[Data items]
=-=-=-=-=

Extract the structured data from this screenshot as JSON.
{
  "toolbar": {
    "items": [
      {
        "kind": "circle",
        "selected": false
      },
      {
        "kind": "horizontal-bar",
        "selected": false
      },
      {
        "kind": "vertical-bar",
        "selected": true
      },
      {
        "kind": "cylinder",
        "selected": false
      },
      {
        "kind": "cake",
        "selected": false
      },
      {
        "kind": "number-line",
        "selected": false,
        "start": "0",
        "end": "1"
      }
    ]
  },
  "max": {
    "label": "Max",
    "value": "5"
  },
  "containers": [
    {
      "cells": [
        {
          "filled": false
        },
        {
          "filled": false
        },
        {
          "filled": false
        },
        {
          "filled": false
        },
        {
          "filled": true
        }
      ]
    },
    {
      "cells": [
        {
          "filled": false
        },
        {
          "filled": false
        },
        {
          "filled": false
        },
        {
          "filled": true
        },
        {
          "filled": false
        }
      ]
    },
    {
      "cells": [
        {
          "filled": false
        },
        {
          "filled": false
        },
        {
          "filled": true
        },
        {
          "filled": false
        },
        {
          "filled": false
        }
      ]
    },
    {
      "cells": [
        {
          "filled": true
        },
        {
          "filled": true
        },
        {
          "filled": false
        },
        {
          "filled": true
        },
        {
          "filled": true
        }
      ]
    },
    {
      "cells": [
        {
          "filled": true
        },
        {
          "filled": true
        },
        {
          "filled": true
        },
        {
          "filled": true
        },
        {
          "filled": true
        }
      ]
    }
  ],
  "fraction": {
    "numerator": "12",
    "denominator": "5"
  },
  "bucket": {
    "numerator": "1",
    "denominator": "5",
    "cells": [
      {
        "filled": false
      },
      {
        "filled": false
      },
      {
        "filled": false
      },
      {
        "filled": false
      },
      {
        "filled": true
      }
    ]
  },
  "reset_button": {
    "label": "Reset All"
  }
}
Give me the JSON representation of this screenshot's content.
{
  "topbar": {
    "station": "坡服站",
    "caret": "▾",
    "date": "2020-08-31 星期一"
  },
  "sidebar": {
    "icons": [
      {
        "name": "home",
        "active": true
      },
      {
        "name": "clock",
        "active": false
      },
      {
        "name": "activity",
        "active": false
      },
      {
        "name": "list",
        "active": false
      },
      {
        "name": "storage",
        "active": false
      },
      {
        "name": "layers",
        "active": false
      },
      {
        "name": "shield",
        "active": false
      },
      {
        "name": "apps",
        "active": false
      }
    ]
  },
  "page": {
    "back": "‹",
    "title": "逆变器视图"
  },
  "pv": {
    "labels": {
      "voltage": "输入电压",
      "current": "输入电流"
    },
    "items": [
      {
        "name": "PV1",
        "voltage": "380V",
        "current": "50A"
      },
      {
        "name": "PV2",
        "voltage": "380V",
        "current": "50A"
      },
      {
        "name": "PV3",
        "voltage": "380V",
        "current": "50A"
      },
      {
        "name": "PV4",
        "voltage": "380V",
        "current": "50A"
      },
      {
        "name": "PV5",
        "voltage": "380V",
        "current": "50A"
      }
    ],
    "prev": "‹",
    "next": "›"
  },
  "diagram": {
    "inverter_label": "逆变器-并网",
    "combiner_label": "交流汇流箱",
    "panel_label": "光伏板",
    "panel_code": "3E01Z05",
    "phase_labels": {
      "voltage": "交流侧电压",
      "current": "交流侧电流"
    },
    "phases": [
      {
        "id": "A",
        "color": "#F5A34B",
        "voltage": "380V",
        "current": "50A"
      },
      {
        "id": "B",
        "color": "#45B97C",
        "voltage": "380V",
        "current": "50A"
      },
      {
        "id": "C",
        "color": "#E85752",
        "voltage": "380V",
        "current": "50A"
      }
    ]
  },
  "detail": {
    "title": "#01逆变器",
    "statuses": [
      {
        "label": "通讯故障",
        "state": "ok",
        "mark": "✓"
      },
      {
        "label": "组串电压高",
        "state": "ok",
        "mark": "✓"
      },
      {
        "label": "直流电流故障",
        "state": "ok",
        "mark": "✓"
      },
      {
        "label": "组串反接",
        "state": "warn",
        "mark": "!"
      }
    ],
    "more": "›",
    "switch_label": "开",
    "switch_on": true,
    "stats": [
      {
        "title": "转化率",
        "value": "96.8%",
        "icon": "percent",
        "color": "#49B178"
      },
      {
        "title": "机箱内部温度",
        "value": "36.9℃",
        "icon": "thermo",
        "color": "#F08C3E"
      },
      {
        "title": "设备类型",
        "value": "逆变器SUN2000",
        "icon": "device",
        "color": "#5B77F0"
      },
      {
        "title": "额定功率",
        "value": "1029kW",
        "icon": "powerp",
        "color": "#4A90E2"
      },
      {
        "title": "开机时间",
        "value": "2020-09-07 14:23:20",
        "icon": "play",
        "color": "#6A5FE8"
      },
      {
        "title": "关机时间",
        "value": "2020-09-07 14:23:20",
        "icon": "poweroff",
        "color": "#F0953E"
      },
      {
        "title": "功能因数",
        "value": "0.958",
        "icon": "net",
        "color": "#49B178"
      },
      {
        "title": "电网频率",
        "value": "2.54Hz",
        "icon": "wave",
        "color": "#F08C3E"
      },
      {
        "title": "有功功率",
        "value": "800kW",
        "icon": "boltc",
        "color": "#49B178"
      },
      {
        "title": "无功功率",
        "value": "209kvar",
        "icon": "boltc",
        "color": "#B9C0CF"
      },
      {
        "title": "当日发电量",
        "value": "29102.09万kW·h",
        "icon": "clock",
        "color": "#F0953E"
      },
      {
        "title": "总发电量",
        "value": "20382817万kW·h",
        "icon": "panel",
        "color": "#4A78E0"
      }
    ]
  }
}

=-=-=-=-=

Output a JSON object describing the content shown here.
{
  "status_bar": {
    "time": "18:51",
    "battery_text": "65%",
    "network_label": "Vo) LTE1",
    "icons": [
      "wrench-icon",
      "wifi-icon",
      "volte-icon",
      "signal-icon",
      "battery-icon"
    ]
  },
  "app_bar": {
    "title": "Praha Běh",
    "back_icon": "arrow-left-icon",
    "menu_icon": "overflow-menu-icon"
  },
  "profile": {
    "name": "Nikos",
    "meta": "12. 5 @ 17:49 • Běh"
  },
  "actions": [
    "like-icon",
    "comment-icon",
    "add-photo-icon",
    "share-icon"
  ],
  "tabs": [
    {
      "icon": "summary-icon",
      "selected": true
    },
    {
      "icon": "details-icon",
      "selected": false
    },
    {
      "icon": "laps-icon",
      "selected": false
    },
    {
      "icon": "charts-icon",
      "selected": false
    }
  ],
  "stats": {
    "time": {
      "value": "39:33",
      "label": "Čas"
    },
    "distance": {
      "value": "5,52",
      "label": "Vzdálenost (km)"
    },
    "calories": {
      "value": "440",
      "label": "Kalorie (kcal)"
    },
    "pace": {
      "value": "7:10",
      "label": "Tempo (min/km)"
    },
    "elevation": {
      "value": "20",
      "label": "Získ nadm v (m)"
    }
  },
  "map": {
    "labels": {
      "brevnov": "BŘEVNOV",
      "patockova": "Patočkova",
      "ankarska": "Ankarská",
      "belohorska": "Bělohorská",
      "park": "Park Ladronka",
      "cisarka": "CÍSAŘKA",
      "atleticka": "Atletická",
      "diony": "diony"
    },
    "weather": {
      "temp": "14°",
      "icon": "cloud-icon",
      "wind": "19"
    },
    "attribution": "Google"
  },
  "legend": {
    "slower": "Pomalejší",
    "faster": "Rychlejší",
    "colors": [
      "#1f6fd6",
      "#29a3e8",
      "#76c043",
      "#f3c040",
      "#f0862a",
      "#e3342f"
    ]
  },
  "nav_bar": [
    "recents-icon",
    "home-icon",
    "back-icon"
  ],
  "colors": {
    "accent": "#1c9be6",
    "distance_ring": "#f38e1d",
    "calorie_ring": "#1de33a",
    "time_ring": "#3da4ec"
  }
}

=-=-=-=-=

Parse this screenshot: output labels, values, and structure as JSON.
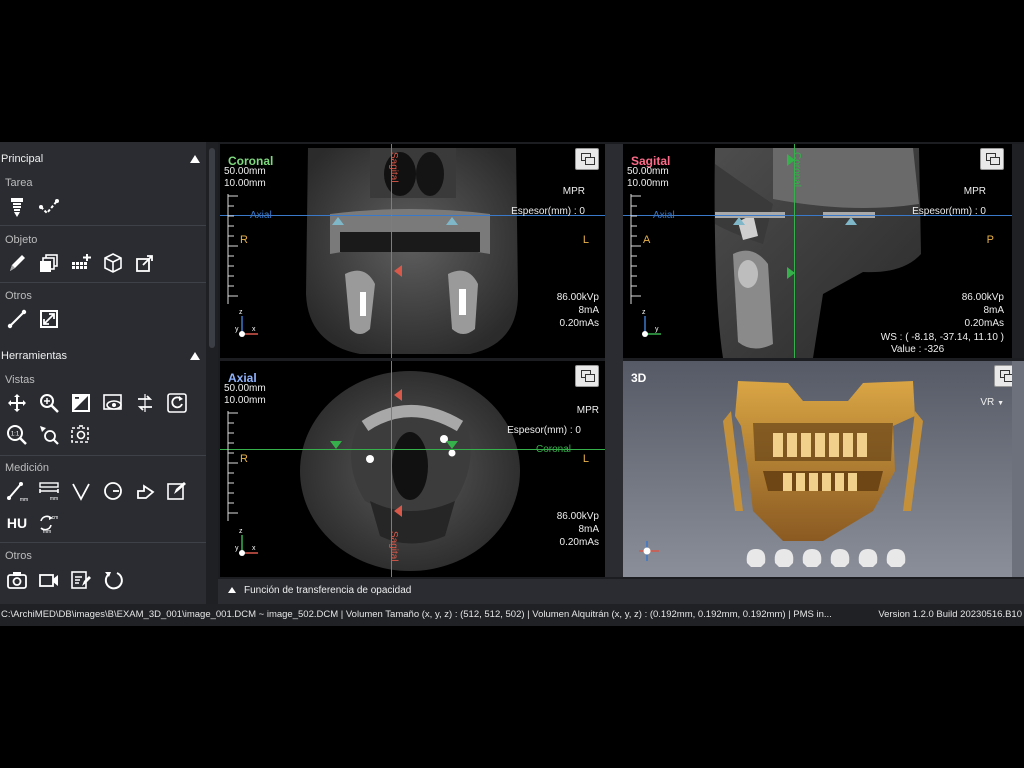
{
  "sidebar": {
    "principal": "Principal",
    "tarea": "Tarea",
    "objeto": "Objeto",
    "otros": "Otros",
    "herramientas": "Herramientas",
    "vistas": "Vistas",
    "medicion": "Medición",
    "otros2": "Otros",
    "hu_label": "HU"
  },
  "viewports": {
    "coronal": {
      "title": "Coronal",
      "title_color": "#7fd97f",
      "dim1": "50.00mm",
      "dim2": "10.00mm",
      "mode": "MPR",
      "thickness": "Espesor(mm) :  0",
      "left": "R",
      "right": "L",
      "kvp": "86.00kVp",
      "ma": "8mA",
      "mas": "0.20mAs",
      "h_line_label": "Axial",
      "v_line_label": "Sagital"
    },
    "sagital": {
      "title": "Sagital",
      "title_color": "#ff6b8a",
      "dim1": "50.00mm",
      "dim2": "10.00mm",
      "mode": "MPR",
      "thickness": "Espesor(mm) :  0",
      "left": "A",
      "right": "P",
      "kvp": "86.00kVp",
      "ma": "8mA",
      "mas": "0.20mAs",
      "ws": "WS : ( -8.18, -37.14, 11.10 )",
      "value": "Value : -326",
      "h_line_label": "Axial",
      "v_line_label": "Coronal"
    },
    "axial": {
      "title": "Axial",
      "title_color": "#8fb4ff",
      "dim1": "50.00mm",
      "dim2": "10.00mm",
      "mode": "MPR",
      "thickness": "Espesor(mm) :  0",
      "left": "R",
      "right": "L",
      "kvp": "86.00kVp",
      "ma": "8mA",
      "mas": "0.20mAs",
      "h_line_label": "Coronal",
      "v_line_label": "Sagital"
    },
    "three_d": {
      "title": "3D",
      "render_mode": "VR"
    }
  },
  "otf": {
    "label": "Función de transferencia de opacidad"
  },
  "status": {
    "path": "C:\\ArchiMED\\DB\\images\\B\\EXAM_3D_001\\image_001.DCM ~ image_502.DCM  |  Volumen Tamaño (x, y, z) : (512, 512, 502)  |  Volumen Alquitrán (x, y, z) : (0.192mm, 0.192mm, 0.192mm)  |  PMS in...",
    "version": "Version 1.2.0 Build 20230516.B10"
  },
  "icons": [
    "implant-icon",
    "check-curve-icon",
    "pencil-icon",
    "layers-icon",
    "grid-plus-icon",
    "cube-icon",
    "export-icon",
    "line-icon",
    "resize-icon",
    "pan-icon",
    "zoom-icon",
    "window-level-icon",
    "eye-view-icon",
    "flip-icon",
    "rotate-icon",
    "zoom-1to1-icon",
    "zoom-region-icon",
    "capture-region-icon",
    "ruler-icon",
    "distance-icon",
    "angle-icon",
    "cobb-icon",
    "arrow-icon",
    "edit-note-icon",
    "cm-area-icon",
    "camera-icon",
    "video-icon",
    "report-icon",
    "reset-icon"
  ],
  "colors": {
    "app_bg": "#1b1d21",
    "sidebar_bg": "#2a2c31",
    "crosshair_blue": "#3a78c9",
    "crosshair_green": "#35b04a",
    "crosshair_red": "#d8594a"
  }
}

=-=-=-=-=

TASK TO CARRY OUT.
Select the lines from the entries that include the word "kind".

ANSWER FOR THIS EXERCISE.
        "kind": "circle",
        "kind": "horizontal-bar",
        "kind": "vertical-bar",
        "kind": "cylinder",
        "kind": "cake",
        "kind": "number-line",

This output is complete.